(Data items)
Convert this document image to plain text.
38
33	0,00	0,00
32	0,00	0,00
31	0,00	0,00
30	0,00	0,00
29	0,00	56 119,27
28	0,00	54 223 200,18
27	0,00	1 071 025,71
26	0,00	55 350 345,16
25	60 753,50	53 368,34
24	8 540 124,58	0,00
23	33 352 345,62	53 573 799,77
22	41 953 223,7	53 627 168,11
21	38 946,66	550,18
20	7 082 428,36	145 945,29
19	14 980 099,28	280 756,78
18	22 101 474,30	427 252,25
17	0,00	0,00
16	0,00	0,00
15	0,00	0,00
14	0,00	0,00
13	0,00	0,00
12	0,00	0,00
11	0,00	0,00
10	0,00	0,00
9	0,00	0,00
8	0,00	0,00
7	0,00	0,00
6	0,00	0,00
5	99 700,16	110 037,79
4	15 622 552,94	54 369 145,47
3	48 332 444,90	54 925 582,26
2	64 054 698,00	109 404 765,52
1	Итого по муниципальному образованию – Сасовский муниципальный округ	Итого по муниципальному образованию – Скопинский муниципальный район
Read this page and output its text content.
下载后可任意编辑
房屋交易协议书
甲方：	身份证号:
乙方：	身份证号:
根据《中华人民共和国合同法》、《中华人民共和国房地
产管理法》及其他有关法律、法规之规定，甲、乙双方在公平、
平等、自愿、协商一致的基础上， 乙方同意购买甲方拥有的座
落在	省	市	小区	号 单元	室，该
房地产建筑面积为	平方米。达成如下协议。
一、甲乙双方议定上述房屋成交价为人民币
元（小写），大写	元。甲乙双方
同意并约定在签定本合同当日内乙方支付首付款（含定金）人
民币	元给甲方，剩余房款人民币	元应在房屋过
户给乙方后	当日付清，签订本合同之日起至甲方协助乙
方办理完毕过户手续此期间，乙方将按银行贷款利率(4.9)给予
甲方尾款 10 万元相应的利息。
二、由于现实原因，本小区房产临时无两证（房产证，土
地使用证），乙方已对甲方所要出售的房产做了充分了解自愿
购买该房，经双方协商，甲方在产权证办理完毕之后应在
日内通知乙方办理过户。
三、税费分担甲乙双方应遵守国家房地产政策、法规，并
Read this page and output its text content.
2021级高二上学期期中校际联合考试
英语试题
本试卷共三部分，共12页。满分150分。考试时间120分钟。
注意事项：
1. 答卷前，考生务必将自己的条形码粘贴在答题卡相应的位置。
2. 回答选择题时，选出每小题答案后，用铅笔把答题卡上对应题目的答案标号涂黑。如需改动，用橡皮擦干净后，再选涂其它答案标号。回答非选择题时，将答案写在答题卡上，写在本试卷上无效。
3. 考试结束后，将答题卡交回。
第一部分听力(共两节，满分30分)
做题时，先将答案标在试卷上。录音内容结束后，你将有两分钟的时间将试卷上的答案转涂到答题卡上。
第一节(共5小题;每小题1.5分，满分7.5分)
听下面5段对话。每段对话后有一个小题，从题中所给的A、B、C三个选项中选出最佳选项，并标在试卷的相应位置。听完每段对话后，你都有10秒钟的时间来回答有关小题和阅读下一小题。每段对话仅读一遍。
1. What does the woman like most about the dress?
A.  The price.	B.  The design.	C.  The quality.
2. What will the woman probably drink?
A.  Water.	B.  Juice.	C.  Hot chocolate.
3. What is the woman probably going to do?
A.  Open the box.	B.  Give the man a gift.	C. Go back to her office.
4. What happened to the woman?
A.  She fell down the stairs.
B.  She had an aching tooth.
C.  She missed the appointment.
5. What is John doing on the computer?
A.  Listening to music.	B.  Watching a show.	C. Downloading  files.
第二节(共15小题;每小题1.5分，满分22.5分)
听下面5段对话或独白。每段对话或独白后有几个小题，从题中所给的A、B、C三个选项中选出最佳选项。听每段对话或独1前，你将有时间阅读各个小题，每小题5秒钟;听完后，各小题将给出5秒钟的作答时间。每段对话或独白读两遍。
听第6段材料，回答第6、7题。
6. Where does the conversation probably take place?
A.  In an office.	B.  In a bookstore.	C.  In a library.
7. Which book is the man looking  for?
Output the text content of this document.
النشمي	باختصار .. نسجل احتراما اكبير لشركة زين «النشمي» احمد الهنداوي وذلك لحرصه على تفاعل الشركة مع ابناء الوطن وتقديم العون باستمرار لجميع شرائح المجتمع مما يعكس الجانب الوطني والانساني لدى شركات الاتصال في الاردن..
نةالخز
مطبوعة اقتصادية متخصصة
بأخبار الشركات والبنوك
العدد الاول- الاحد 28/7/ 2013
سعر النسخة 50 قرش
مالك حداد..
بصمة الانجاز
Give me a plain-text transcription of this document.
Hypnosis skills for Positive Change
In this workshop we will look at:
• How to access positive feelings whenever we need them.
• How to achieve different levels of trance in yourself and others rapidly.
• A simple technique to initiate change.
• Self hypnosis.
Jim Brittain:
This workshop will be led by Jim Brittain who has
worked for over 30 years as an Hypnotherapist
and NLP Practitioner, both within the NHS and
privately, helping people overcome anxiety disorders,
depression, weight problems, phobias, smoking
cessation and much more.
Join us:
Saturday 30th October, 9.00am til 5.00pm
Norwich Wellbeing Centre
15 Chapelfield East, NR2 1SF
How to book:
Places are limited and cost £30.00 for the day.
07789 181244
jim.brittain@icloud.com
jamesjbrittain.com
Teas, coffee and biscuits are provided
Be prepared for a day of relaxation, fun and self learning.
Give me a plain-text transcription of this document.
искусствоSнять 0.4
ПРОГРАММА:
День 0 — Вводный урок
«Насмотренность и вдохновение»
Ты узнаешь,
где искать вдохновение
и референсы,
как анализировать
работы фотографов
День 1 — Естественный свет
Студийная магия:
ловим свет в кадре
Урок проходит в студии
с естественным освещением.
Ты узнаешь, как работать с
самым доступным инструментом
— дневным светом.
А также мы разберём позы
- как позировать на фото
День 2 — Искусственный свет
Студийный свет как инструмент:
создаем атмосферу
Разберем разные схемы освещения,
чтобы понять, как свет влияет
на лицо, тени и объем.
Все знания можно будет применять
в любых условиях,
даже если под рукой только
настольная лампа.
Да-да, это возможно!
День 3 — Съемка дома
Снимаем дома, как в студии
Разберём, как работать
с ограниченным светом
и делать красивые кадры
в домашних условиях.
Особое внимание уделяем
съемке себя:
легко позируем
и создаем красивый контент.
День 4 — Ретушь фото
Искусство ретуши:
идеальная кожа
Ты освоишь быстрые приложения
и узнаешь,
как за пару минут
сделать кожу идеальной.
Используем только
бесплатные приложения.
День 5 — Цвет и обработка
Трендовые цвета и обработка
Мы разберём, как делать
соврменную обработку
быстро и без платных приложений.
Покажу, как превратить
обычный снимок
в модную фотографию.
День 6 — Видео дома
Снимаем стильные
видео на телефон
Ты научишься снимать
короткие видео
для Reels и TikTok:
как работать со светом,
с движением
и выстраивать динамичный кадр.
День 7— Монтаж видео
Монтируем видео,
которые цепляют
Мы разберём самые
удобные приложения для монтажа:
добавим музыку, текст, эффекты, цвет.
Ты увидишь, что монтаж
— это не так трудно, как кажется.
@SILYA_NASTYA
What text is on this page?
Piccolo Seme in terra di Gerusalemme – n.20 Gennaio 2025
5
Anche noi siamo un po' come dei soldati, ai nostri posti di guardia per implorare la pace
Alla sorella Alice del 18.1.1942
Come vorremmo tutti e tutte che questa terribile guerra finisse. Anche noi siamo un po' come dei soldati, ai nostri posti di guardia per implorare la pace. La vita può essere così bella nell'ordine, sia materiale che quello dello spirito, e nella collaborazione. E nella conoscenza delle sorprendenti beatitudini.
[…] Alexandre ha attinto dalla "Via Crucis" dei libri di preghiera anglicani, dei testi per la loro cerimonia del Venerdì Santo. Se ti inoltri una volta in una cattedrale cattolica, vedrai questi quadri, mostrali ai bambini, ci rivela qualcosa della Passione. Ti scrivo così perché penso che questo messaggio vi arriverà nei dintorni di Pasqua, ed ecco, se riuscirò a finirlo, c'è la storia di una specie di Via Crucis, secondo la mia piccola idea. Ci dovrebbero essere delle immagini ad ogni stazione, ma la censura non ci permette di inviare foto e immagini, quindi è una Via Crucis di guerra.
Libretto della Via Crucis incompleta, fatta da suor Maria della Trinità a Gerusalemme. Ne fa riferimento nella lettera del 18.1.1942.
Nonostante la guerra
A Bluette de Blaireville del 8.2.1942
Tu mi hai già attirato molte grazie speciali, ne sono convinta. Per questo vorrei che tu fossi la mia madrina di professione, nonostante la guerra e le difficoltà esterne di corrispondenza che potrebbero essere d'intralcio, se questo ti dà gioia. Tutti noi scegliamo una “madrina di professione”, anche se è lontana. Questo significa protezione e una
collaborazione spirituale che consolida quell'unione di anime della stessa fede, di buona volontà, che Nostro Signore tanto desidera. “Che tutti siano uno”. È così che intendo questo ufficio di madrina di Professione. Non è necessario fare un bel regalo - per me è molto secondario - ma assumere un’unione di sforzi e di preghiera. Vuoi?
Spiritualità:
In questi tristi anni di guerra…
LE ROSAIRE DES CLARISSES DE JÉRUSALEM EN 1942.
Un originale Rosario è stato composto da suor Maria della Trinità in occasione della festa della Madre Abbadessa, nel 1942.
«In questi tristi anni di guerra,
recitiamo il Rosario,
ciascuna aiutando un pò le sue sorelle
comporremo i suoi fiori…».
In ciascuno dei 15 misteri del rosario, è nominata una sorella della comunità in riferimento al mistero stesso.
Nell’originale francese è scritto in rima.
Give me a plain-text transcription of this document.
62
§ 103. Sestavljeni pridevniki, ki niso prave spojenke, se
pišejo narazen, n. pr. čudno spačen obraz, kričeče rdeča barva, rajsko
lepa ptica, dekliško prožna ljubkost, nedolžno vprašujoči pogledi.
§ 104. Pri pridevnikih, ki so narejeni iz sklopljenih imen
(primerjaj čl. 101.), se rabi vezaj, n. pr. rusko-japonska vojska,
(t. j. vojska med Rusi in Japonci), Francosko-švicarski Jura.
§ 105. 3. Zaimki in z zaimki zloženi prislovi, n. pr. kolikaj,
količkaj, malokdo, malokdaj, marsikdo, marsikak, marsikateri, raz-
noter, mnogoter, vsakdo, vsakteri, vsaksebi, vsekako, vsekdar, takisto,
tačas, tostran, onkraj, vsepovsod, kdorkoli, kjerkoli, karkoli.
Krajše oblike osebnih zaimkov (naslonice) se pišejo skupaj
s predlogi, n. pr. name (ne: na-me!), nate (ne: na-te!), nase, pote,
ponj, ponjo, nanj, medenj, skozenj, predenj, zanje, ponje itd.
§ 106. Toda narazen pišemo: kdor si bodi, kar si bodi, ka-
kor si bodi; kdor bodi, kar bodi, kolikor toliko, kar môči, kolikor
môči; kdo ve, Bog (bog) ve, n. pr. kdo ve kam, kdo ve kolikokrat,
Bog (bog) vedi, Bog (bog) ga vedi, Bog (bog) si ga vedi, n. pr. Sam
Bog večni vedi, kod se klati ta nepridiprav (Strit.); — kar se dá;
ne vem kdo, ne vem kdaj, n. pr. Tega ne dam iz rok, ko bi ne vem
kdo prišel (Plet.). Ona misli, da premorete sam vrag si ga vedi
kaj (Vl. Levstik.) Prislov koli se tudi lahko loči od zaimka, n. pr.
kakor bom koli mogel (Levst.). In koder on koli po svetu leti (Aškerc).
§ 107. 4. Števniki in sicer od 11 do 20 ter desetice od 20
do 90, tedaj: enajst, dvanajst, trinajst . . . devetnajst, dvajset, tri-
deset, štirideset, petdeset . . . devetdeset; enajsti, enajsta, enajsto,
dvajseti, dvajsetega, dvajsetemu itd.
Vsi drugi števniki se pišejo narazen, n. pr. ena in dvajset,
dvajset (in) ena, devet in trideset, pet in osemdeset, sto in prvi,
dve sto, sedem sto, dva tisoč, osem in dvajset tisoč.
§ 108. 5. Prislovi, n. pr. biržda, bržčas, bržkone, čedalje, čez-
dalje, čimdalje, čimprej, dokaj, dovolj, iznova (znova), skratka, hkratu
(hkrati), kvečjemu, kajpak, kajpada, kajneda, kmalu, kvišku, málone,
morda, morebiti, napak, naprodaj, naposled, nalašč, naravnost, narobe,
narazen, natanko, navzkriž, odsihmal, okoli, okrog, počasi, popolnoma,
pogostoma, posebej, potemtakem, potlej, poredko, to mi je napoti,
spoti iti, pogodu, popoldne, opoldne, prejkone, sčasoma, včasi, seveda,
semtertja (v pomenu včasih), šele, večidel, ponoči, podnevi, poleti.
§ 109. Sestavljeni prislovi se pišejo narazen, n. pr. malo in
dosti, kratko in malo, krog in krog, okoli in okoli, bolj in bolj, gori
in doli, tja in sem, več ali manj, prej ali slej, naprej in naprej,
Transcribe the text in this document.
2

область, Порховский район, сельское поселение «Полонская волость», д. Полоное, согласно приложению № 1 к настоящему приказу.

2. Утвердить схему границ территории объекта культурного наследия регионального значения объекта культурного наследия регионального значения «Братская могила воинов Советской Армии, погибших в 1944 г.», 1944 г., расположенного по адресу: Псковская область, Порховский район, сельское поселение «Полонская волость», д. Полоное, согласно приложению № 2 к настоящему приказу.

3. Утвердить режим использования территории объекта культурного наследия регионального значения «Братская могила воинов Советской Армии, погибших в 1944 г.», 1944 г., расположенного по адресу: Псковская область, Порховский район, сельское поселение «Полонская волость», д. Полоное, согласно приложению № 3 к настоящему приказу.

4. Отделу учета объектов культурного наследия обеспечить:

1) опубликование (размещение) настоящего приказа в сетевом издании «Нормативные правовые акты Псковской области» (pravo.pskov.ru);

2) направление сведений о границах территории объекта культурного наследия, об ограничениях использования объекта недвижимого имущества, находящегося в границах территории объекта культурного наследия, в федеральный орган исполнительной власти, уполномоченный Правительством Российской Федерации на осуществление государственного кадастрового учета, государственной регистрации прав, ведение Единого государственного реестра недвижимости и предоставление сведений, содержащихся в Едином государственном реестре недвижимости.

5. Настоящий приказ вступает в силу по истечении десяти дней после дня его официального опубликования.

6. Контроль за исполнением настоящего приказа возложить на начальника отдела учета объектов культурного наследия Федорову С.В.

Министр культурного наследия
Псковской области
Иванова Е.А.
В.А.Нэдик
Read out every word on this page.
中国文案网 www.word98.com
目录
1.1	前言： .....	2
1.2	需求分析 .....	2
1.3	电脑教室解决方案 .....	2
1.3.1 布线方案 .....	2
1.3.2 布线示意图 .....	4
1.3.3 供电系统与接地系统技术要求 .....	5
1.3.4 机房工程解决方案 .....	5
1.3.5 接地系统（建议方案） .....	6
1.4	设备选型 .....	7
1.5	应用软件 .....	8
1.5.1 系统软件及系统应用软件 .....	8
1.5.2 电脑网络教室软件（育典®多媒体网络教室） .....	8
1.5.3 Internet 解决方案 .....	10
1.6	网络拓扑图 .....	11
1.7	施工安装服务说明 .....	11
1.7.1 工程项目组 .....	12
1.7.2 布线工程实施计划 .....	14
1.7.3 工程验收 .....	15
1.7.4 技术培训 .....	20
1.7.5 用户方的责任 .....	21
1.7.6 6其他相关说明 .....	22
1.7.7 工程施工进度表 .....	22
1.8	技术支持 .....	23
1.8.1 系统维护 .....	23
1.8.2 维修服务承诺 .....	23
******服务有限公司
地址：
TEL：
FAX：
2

Task prompt —
Find each line holding "приложения". Copy it out.

Result for this task —
Ты освоишь быстрые приложения
бесплатные приложения.
удобные приложения для монтажа:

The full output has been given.